▶ [Short exercise] Omit the pictures, then write out every entry exactly as it reads.

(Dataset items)
*-*-*
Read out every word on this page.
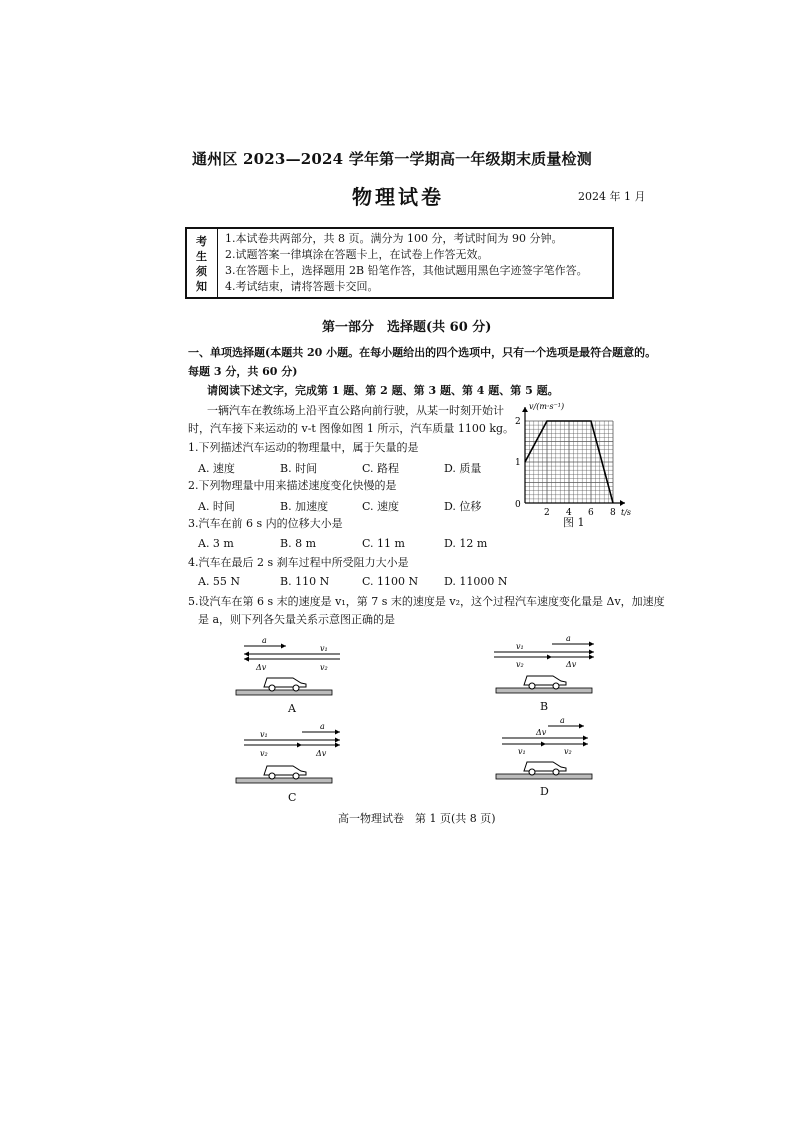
通州区 2023—2024 学年第一学期高一年级期末质量检测
物理试卷	2024 年 1 月
考
生
须
知
1.本试卷共两部分，共 8 页。满分为 100 分，考试时间为 90 分钟。
2.试题答案一律填涂在答题卡上，在试卷上作答无效。
3.在答题卡上，选择题用 2B 铅笔作答，其他试题用黑色字迹签字笔作答。
4.考试结束，请将答题卡交回。
第一部分　选择题(共 60 分)
一、单项选择题(本题共 20 小题。在每小题给出的四个选项中，只有一个选项是最符合题意的。
每题 3 分，共 60 分)
请阅读下述文字，完成第 1 题、第 2 题、第 3 题、第 4 题、第 5 题。
一辆汽车在教练场上沿平直公路向前行驶，从某一时刻开始计
时，汽车接下来运动的 v-t 图像如图 1 所示，汽车质量 1100 kg。
1.下列描述汽车运动的物理量中，属于矢量的是
A. 速度	B. 时间	C. 路程	D. 质量
2.下列物理量中用来描述速度变化快慢的是
A. 时间	B. 加速度	C. 速度	D. 位移
3.汽车在前 6 s 内的位移大小是
A. 3 m	B. 8 m	C. 11 m	D. 12 m
4.汽车在最后 2 s 刹车过程中所受阻力大小是
A. 55 N	B. 110 N	C. 1100 N D. 11000 N
5.设汽车在第 6 s 末的速度是 v₁，第 7 s 末的速度是 v₂，这个过程汽车速度变化量是 Δv，加速度
是 a，则下列各矢量关系示意图正确的是
2 4 6 8
1
2
0
t/s
v/(m·s⁻¹)
图 1
a
v₁
v₂
Δv
A
a
v₁
v₂	Δv
B
a
v₁
v₂	Δv
C
a
Δv
v₁	v₂
D
高一物理试卷　第 1 页(共 8 页)
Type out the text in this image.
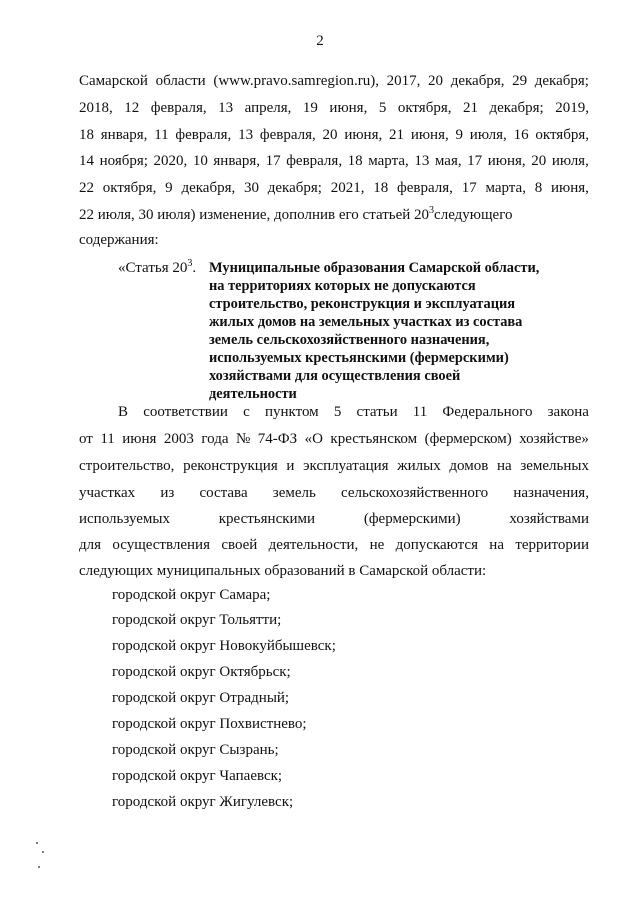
2
Самарской области (www.pravo.samregion.ru), 2017, 20 декабря, 29 декабря;
2018, 12 февраля, 13 апреля, 19 июня, 5 октября, 21 декабря; 2019,
18 января, 11 февраля, 13 февраля, 20 июня, 21 июня, 9 июля, 16 октября,
14 ноября; 2020, 10 января, 17 февраля, 18 марта, 13 мая, 17 июня, 20 июля,
22 октября, 9 декабря, 30 декабря; 2021, 18 февраля, 17 марта, 8 июня,
22 июля, 30 июля) изменение, дополнив его статьей $20^3следующего$
содержания:
«Статья $20^3$. Муниципальные образования Самарской области,
на территориях которых не допускаются
строительство, реконструкция и эксплуатация
жилых домов на земельных участках из состава
земель сельскохозяйственного назначения,
используемых крестьянскими (фермерскими)
хозяйствами для осуществления своей
деятельности
В соответствии с пунктом 5 статьи 11 Федерального закона
от 11 июня 2003 года № 74-ФЗ «О крестьянском (фермерском) хозяйстве»
строительство, реконструкция и эксплуатация жилых домов на земельных
участках из состава земель сельскохозяйственного назначения,
используемых	крестьянскими	(фермерскими)	хозяйствами
для осуществления своей деятельности, не допускаются на территории
следующих муниципальных образований в Самарской области:
городской округ Самара;
городской округ Тольятти;
городской округ Новокуйбышевск;
городской округ Октябрьск;
городской округ Отрадный;
городской округ Похвистнево;
городской округ Сызрань;
городской округ Чапаевск;
городской округ Жигулевск;
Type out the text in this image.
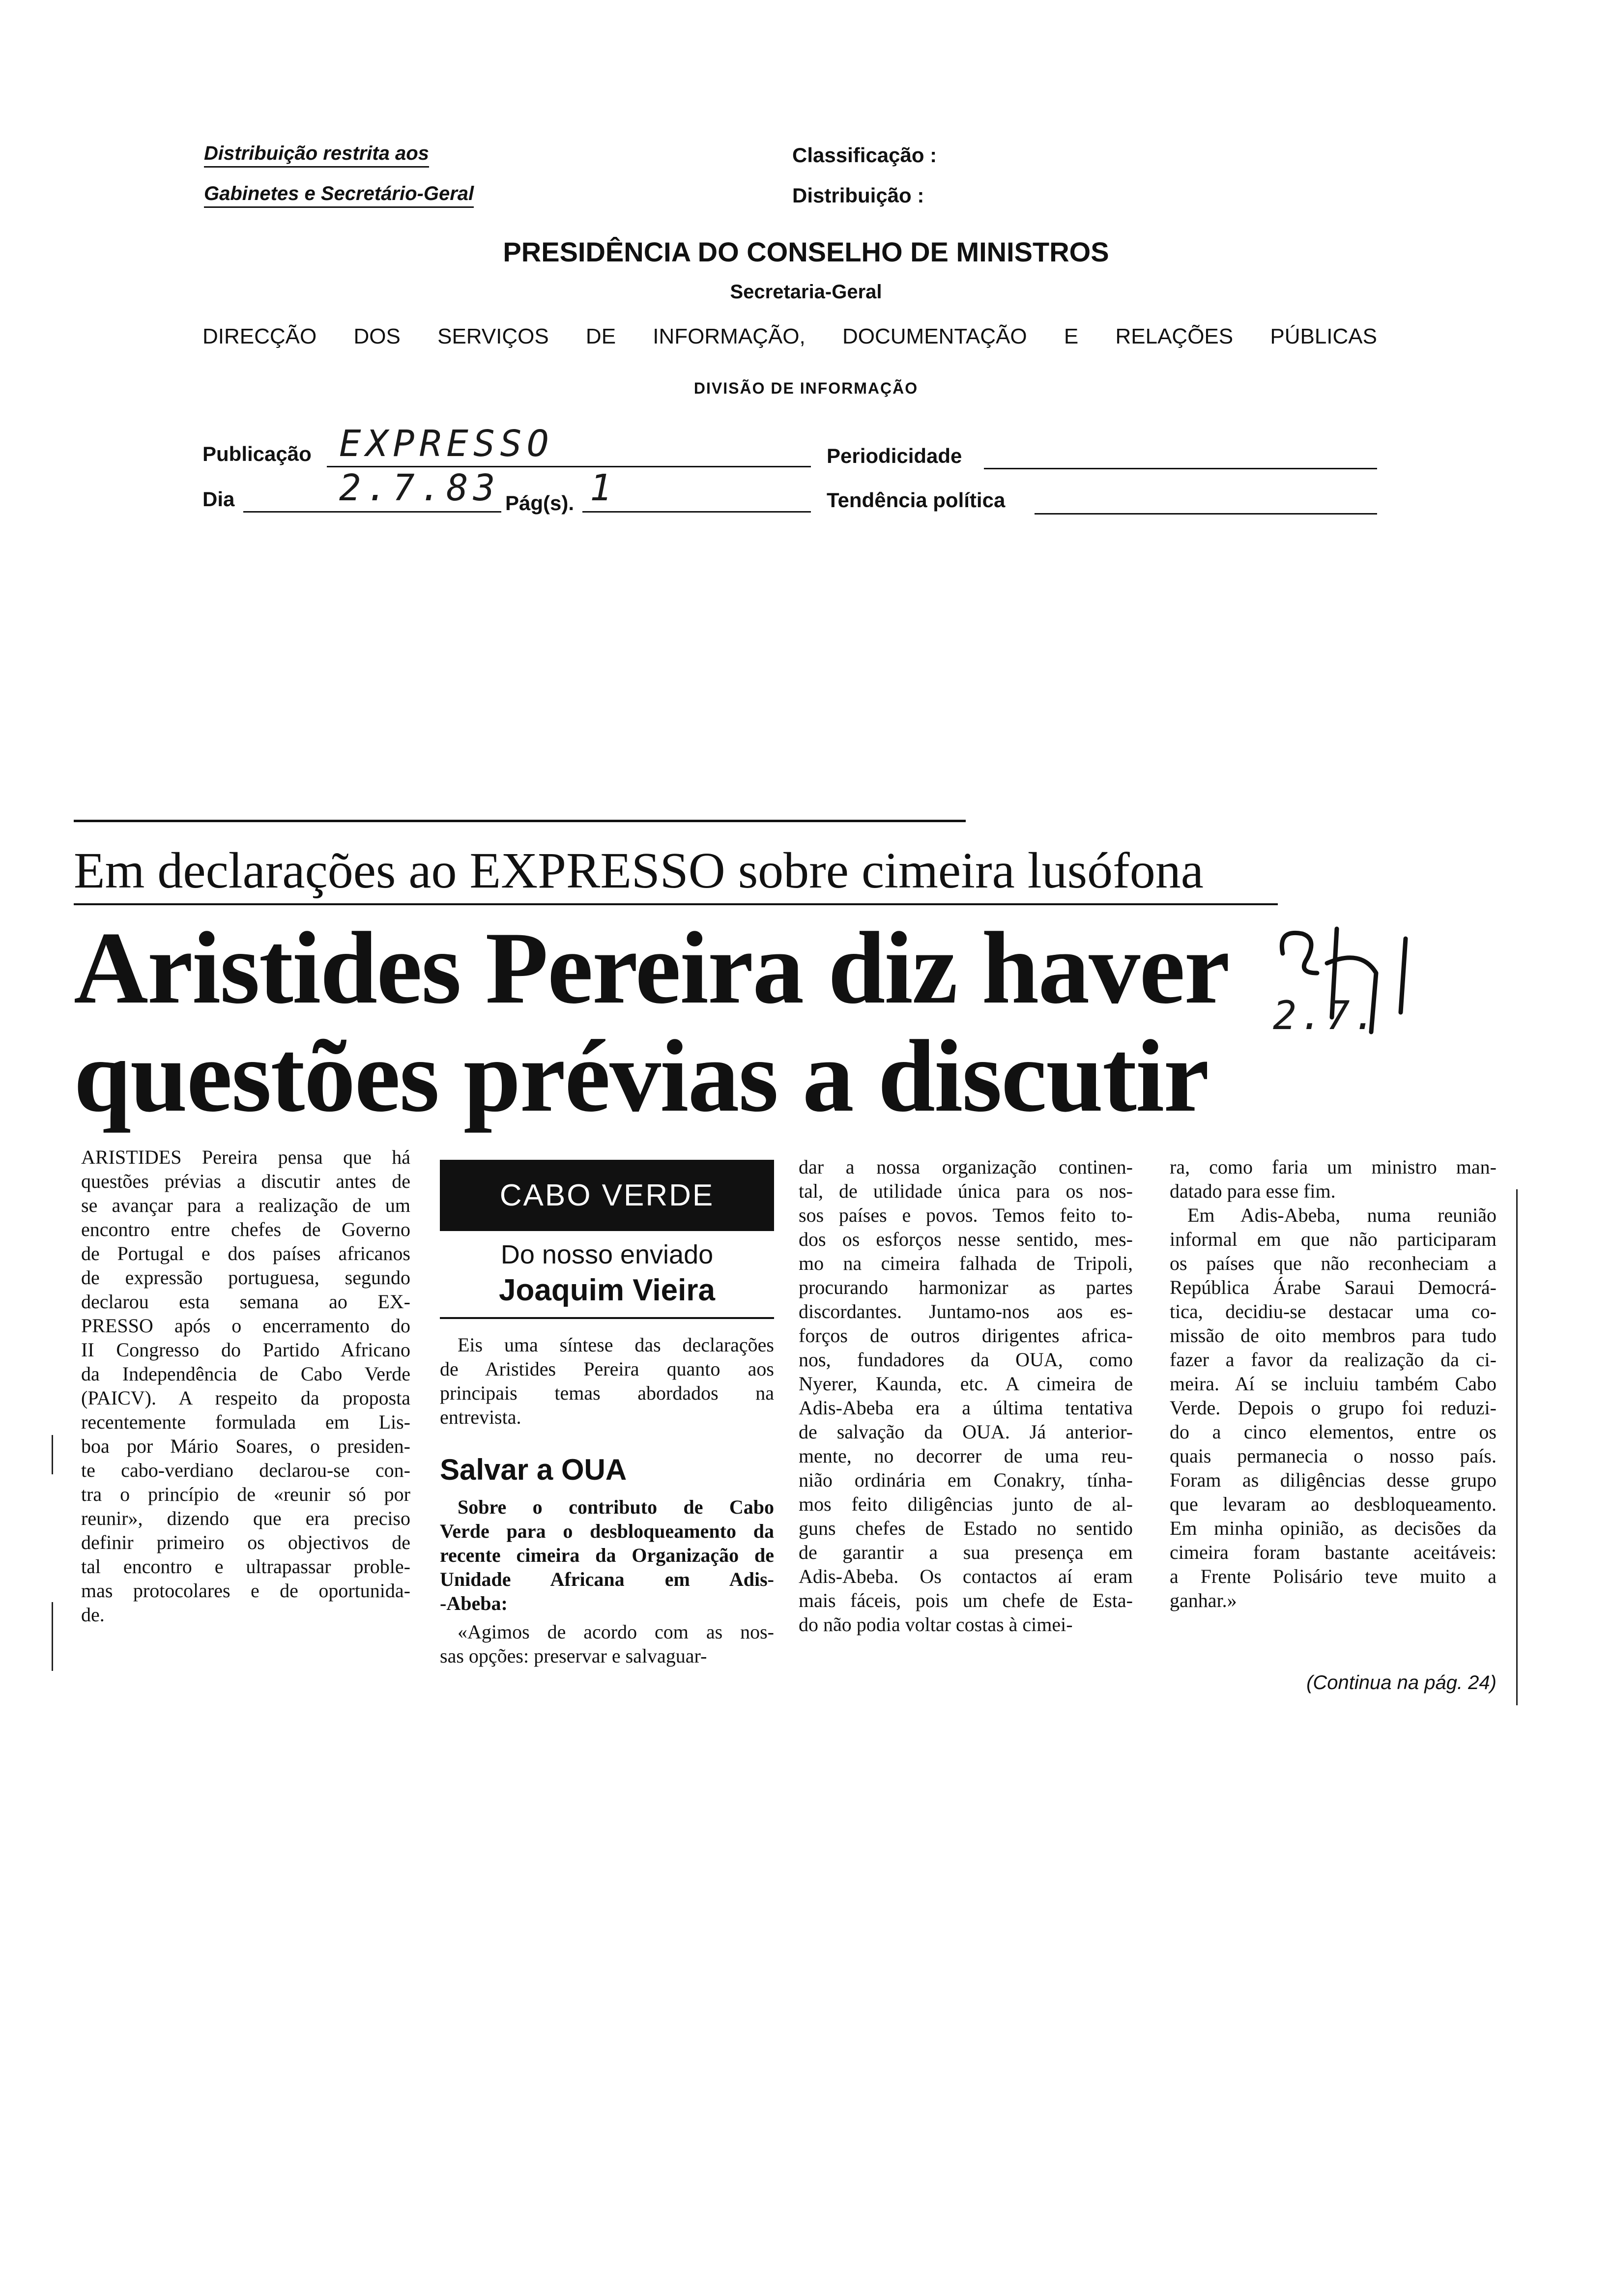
Distribuição restrita aos
Gabinetes e Secretário-Geral
Classificação :
Distribuição :
PRESIDÊNCIA DO CONSELHO DE MINISTROS
Secretaria-Geral
DIRECÇÃO DOS SERVIÇOS DE INFORMAÇÃO, DOCUMENTAÇÃO E RELAÇÕES PÚBLICAS
DIVISÃO DE INFORMAÇÃO
Publicação EXPRESSO	Periodicidade
Dia	2.7.83 Pág(s). 1	Tendência política
Em declarações ao EXPRESSO sobre cimeira lusófona
Aristides Pereira diz haver
questões prévias a discutir
2.7.
ARISTIDES Pereira pensa que há
questões prévias a discutir antes de
se avançar para a realização de um
encontro entre chefes de Governo
de Portugal e dos países africanos
de expressão portuguesa, segundo
declarou esta semana ao EX-
PRESSO após o encerramento do
II Congresso do Partido Africano
da Independência de Cabo Verde
(PAICV). A respeito da proposta
recentemente formulada em Lis-
boa por Mário Soares, o presiden-
te cabo-verdiano declarou-se con-
tra o princípio de «reunir só por
reunir», dizendo que era preciso
definir primeiro os objectivos de
tal encontro e ultrapassar proble-
mas protocolares e de oportunida-
de.
CABO VERDE
Do nosso enviado
Joaquim Vieira
Eis uma síntese das declarações
de Aristides Pereira quanto aos
principais temas abordados na
entrevista.
Salvar a OUA
Sobre o contributo de Cabo
Verde para o desbloqueamento da
recente cimeira da Organização de
Unidade Africana em Adis-
-Abeba:
«Agimos de acordo com as nos-
sas opções: preservar e salvaguar-
dar a nossa organização continen-
tal, de utilidade única para os nos-
sos países e povos. Temos feito to-
dos os esforços nesse sentido, mes-
mo na cimeira falhada de Tripoli,
procurando harmonizar as partes
discordantes. Juntamo-nos aos es-
forços de outros dirigentes africa-
nos, fundadores da OUA, como
Nyerer, Kaunda, etc. A cimeira de
Adis-Abeba era a última tentativa
de salvação da OUA. Já anterior-
mente, no decorrer de uma reu-
nião ordinária em Conakry, tínha-
mos feito diligências junto de al-
guns chefes de Estado no sentido
de garantir a sua presença em
Adis-Abeba. Os contactos aí eram
mais fáceis, pois um chefe de Esta-
do não podia voltar costas à cimei-
ra, como faria um ministro man-
datado para esse fim.
Em Adis-Abeba, numa reunião
informal em que não participaram
os países que não reconheciam a
República Árabe Saraui Democrá-
tica, decidiu-se destacar uma co-
missão de oito membros para tudo
fazer a favor da realização da ci-
meira. Aí se incluiu também Cabo
Verde. Depois o grupo foi reduzi-
do a cinco elementos, entre os
quais permanecia o nosso país.
Foram as diligências desse grupo
que levaram ao desbloqueamento.
Em minha opinião, as decisões da
cimeira foram bastante aceitáveis:
a Frente Polisário teve muito a
ganhar.»
(Continua na pág. 24)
*-*-*
▶ [Written answer]
Read out every word on this page.
通州区 2023—2024 学年第一学期高一年级期末质量检测
物理试卷	2024 年 1 月
考
生
须
知
1.本试卷共两部分，共 8 页。满分为 100 分，考试时间为 90 分钟。
2.试题答案一律填涂在答题卡上，在试卷上作答无效。
3.在答题卡上，选择题用 2B 铅笔作答，其他试题用黑色字迹签字笔作答。
4.考试结束，请将答题卡交回。
第一部分　选择题(共 60 分)
一、单项选择题(本题共 20 小题。在每小题给出的四个选项中，只有一个选项是最符合题意的。
每题 3 分，共 60 分)
请阅读下述文字，完成第 1 题、第 2 题、第 3 题、第 4 题、第 5 题。
一辆汽车在教练场上沿平直公路向前行驶，从某一时刻开始计
时，汽车接下来运动的 v-t 图像如图 1 所示，汽车质量 1100 kg。
1.下列描述汽车运动的物理量中，属于矢量的是
A. 速度	B. 时间	C. 路程	D. 质量
2.下列物理量中用来描述速度变化快慢的是
A. 时间	B. 加速度	C. 速度	D. 位移
3.汽车在前 6 s 内的位移大小是
A. 3 m	B. 8 m	C. 11 m	D. 12 m
4.汽车在最后 2 s 刹车过程中所受阻力大小是
A. 55 N	B. 110 N	C. 1100 N D. 11000 N
5.设汽车在第 6 s 末的速度是 v₁，第 7 s 末的速度是 v₂，这个过程汽车速度变化量是 Δv，加速度
是 a，则下列各矢量关系示意图正确的是
2 4 6 8
1
2
0
t/s
v/(m·s⁻¹)
图 1
a
v₁
v₂
Δv
A
a
v₁
v₂	Δv
B
a
v₁
v₂	Δv
C
a
Δv
v₁	v₂
D
高一物理试卷　第 1 页(共 8 页)
Type out the text in this image.
2
Самарской области (www.pravo.samregion.ru), 2017, 20 декабря, 29 декабря;
2018, 12 февраля, 13 апреля, 19 июня, 5 октября, 21 декабря; 2019,
18 января, 11 февраля, 13 февраля, 20 июня, 21 июня, 9 июля, 16 октября,
14 ноября; 2020, 10 января, 17 февраля, 18 марта, 13 мая, 17 июня, 20 июля,
22 октября, 9 декабря, 30 декабря; 2021, 18 февраля, 17 марта, 8 июня,
22 июля, 30 июля) изменение, дополнив его статьей $20^3следующего$
содержания:
«Статья $20^3$. Муниципальные образования Самарской области,
на территориях которых не допускаются
строительство, реконструкция и эксплуатация
жилых домов на земельных участках из состава
земель сельскохозяйственного назначения,
используемых крестьянскими (фермерскими)
хозяйствами для осуществления своей
деятельности
В соответствии с пунктом 5 статьи 11 Федерального закона
от 11 июня 2003 года № 74-ФЗ «О крестьянском (фермерском) хозяйстве»
строительство, реконструкция и эксплуатация жилых домов на земельных
участках из состава земель сельскохозяйственного назначения,
используемых	крестьянскими	(фермерскими)	хозяйствами
для осуществления своей деятельности, не допускаются на территории
следующих муниципальных образований в Самарской области:
городской округ Самара;
городской округ Тольятти;
городской округ Новокуйбышевск;
городской округ Октябрьск;
городской округ Отрадный;
городской округ Похвистнево;
городской округ Сызрань;
городской округ Чапаевск;
городской округ Жигулевск;
Type out the text in this image.
Distribuição restrita aos
Gabinetes e Secretário-Geral
Classificação :
Distribuição :
PRESIDÊNCIA DO CONSELHO DE MINISTROS
Secretaria-Geral
DIRECÇÃO DOS SERVIÇOS DE INFORMAÇÃO, DOCUMENTAÇÃO E RELAÇÕES PÚBLICAS
DIVISÃO DE INFORMAÇÃO
Publicação EXPRESSO	Periodicidade
Dia	2.7.83 Pág(s). 1	Tendência política
Em declarações ao EXPRESSO sobre cimeira lusófona
Aristides Pereira diz haver
questões prévias a discutir
2.7.
ARISTIDES Pereira pensa que há
questões prévias a discutir antes de
se avançar para a realização de um
encontro entre chefes de Governo
de Portugal e dos países africanos
de expressão portuguesa, segundo
declarou esta semana ao EX-
PRESSO após o encerramento do
II Congresso do Partido Africano
da Independência de Cabo Verde
(PAICV). A respeito da proposta
recentemente formulada em Lis-
boa por Mário Soares, o presiden-
te cabo-verdiano declarou-se con-
tra o princípio de «reunir só por
reunir», dizendo que era preciso
definir primeiro os objectivos de
tal encontro e ultrapassar proble-
mas protocolares e de oportunida-
de.
CABO VERDE
Do nosso enviado
Joaquim Vieira
Eis uma síntese das declarações
de Aristides Pereira quanto aos
principais temas abordados na
entrevista.
Salvar a OUA
Sobre o contributo de Cabo
Verde para o desbloqueamento da
recente cimeira da Organização de
Unidade Africana em Adis-
-Abeba:
«Agimos de acordo com as nos-
sas opções: preservar e salvaguar-
dar a nossa organização continen-
tal, de utilidade única para os nos-
sos países e povos. Temos feito to-
dos os esforços nesse sentido, mes-
mo na cimeira falhada de Tripoli,
procurando harmonizar as partes
discordantes. Juntamo-nos aos es-
forços de outros dirigentes africa-
nos, fundadores da OUA, como
Nyerer, Kaunda, etc. A cimeira de
Adis-Abeba era a última tentativa
de salvação da OUA. Já anterior-
mente, no decorrer de uma reu-
nião ordinária em Conakry, tínha-
mos feito diligências junto de al-
guns chefes de Estado no sentido
de garantir a sua presença em
Adis-Abeba. Os contactos aí eram
mais fáceis, pois um chefe de Esta-
do não podia voltar costas à cimei-
ra, como faria um ministro man-
datado para esse fim.
Em Adis-Abeba, numa reunião
informal em que não participaram
os países que não reconheciam a
República Árabe Saraui Democrá-
tica, decidiu-se destacar uma co-
missão de oito membros para tudo
fazer a favor da realização da ci-
meira. Aí se incluiu também Cabo
Verde. Depois o grupo foi reduzi-
do a cinco elementos, entre os
quais permanecia o nosso país.
Foram as diligências desse grupo
que levaram ao desbloqueamento.
Em minha opinião, as decisões da
cimeira foram bastante aceitáveis:
a Frente Polisário teve muito a
ganhar.»
(Continua na pág. 24)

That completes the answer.